* **DATA PROVIDED**:
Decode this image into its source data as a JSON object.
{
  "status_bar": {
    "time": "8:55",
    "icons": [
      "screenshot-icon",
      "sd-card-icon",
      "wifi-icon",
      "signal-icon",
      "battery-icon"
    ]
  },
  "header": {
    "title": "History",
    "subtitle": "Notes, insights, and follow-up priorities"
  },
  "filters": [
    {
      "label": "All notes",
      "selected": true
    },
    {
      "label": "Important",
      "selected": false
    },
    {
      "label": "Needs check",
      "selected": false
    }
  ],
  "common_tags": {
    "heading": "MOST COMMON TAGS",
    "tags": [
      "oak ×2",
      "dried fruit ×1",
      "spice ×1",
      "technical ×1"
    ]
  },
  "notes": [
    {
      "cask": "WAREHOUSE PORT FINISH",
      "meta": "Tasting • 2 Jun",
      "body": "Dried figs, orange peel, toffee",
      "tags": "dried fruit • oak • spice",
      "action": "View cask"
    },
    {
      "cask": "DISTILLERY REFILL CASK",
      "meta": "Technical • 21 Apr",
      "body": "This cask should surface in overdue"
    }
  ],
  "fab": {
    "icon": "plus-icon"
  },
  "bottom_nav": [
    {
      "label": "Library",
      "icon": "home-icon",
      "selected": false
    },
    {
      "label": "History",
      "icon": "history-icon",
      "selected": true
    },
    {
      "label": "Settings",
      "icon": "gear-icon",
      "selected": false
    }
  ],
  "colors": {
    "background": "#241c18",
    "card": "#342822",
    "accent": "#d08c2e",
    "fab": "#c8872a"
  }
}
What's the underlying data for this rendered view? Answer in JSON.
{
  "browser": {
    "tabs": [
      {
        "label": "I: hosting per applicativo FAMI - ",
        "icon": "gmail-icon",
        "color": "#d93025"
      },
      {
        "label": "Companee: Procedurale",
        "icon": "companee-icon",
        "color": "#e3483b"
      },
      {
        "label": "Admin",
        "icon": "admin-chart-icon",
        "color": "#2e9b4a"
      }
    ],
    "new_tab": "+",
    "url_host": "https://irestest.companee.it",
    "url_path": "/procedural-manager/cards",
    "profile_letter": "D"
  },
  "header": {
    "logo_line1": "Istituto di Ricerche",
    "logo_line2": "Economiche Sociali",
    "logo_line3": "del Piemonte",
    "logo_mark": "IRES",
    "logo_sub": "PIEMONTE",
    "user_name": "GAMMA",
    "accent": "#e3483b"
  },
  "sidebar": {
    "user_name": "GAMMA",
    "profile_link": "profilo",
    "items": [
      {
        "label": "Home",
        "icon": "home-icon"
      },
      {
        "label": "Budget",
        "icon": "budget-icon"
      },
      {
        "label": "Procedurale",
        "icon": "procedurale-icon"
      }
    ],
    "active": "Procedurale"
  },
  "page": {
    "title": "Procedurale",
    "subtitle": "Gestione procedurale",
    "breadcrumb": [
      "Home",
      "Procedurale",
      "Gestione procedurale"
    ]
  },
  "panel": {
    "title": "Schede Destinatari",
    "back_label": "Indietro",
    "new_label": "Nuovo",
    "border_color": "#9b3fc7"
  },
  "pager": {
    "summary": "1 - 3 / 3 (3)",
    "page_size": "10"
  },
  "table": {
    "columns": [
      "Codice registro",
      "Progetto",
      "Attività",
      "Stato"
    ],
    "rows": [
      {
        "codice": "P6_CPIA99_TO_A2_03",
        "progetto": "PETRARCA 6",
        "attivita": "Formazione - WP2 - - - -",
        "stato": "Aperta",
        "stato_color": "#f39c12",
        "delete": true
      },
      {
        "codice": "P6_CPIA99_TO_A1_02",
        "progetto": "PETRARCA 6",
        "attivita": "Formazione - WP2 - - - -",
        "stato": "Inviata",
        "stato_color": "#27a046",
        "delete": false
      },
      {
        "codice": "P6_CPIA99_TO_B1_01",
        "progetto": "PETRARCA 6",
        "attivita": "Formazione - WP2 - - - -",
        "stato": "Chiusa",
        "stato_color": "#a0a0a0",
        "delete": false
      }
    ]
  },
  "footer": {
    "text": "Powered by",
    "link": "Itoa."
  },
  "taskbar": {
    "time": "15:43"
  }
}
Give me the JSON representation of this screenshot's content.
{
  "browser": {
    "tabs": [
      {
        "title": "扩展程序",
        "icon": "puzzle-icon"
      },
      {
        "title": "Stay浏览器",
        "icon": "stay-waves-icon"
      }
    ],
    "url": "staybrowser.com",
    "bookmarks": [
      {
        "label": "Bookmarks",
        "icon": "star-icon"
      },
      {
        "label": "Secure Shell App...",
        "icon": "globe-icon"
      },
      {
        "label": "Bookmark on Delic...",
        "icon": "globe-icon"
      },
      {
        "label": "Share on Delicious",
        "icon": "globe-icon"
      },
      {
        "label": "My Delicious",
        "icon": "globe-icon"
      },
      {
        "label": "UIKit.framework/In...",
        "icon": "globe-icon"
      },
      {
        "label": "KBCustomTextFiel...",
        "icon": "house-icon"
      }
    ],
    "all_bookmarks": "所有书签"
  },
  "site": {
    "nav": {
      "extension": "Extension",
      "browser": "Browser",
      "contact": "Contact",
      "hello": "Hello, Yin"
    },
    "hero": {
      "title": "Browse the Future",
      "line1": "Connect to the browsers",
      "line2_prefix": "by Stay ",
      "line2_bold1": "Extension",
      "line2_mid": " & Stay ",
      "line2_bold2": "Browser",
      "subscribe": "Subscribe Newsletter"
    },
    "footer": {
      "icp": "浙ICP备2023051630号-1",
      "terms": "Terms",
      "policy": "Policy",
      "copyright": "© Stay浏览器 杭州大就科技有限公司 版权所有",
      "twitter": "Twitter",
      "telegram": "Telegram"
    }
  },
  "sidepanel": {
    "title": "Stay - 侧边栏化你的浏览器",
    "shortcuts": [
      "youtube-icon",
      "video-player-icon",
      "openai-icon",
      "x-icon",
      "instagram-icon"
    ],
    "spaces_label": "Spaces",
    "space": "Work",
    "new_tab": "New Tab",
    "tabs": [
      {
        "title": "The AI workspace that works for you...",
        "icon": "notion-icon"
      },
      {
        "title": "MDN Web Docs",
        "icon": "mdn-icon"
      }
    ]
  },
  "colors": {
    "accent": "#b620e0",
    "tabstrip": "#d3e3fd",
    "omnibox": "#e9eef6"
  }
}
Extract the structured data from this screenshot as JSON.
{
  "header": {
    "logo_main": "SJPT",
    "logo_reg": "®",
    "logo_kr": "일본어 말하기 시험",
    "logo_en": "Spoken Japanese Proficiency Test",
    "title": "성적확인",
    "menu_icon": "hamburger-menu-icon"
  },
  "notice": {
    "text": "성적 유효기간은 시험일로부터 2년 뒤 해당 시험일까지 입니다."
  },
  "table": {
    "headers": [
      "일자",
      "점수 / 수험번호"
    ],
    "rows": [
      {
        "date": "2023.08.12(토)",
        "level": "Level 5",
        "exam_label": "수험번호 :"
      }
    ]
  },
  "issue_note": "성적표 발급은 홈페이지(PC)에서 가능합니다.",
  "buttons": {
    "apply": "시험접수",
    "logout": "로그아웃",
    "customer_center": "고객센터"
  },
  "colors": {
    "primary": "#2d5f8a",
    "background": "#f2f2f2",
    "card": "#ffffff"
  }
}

* **EXERCISE GOAL**: Locate the word "Delicious" in the records above, and return each line that has it.

* **FINAL ANSWER**:
        "label": "Share on Delicious",
        "label": "My Delicious",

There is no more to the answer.